◆ WRITTEN TASK ◆
Copy the rows from the line with "Text: X: X — [369, 841, 381, 859]" up to and including the line with "Text: Sep. 19, 2013", keeping each one unchanged.

##### EXERCISE MATERIAL

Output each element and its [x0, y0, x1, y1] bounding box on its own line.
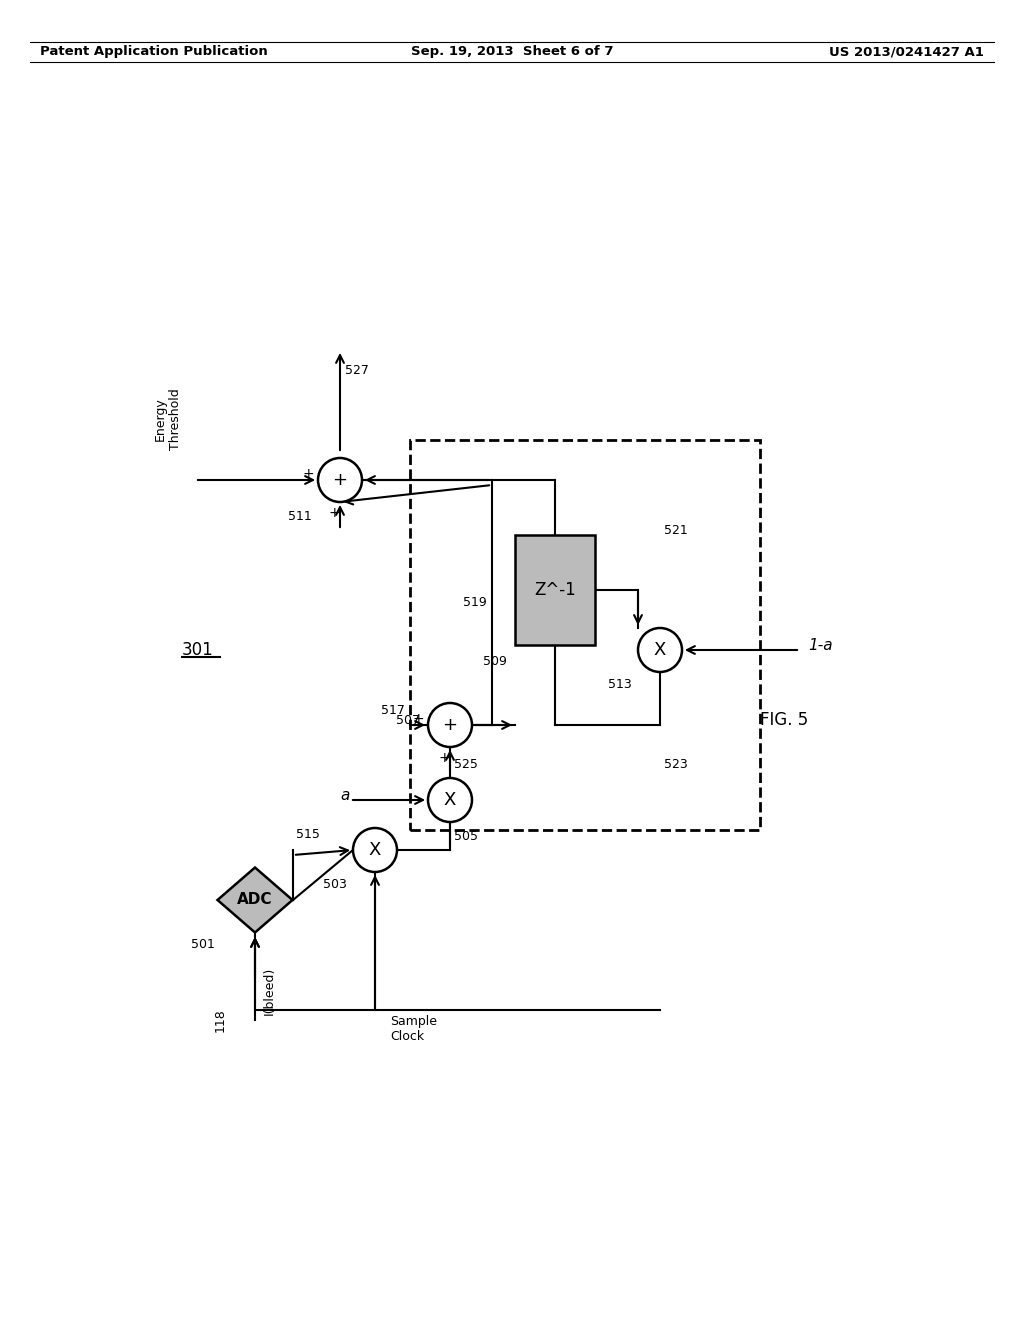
Text: X: X — [369, 841, 381, 859]
Text: 507: 507 — [396, 714, 420, 727]
Bar — [410, 440, 760, 830]
Text: 509: 509 — [483, 655, 507, 668]
Text: 523: 523 — [664, 759, 688, 771]
Text: US 2013/0241427 A1: US 2013/0241427 A1 — [829, 45, 984, 58]
Text: 513: 513 — [608, 678, 632, 690]
Text: Sep. 19, 2013  Sheet 6 of 7: Sep. 19, 2013 Sheet 6 of 7 — [411, 45, 613, 58]
Text: 505: 505 — [454, 830, 478, 843]
Text: 515: 515 — [296, 829, 319, 842]
Text: 517: 517 — [381, 704, 406, 717]
Text: +: + — [302, 467, 314, 480]
Text: Energy
Threshold: Energy Threshold — [154, 388, 182, 450]
Circle shape — [353, 828, 397, 873]
Text: 511: 511 — [288, 510, 312, 523]
Text: +: + — [438, 751, 450, 766]
Circle shape — [638, 628, 682, 672]
Text: 503: 503 — [324, 878, 347, 891]
Text: +: + — [442, 715, 458, 734]
Text: +: + — [333, 471, 347, 488]
Text: 118: 118 — [214, 1008, 227, 1032]
Text: X: X — [443, 791, 456, 809]
Polygon shape — [217, 867, 293, 932]
Text: 525: 525 — [454, 759, 478, 771]
Text: a: a — [340, 788, 349, 803]
Circle shape — [428, 704, 472, 747]
Text: 521: 521 — [664, 524, 688, 536]
Text: 501: 501 — [191, 939, 215, 952]
Text: 1-a: 1-a — [808, 638, 833, 652]
Text: Patent Application Publication: Patent Application Publication — [40, 45, 267, 58]
Circle shape — [428, 777, 472, 822]
Text: +: + — [413, 711, 424, 726]
Text: FIG. 5: FIG. 5 — [760, 711, 808, 729]
Bar — [515, 535, 595, 645]
Circle shape — [318, 458, 362, 502]
Text: 301: 301 — [182, 642, 214, 659]
Text: I(bleed): I(bleed) — [263, 966, 276, 1015]
Text: X: X — [653, 642, 667, 659]
Text: 519: 519 — [463, 597, 487, 609]
Text: 527: 527 — [345, 363, 369, 376]
Text: +: + — [328, 506, 340, 520]
Text: Z^-1: Z^-1 — [535, 581, 575, 599]
Text: Sample
Clock: Sample Clock — [390, 1015, 437, 1043]
Text: ADC: ADC — [238, 892, 272, 908]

##########

◆ TASK SOLUTION ◆
Text: X: X — [369, 841, 381, 859]
Text: 507: 507 — [396, 714, 420, 727]
Bar — [410, 440, 760, 830]
Text: 509: 509 — [483, 655, 507, 668]
Text: 523: 523 — [664, 759, 688, 771]
Text: US 2013/0241427 A1: US 2013/0241427 A1 — [829, 45, 984, 58]
Text: 513: 513 — [608, 678, 632, 690]
Text: Sep. 19, 2013  Sheet 6 of 7: Sep. 19, 2013 Sheet 6 of 7 — [411, 45, 613, 58]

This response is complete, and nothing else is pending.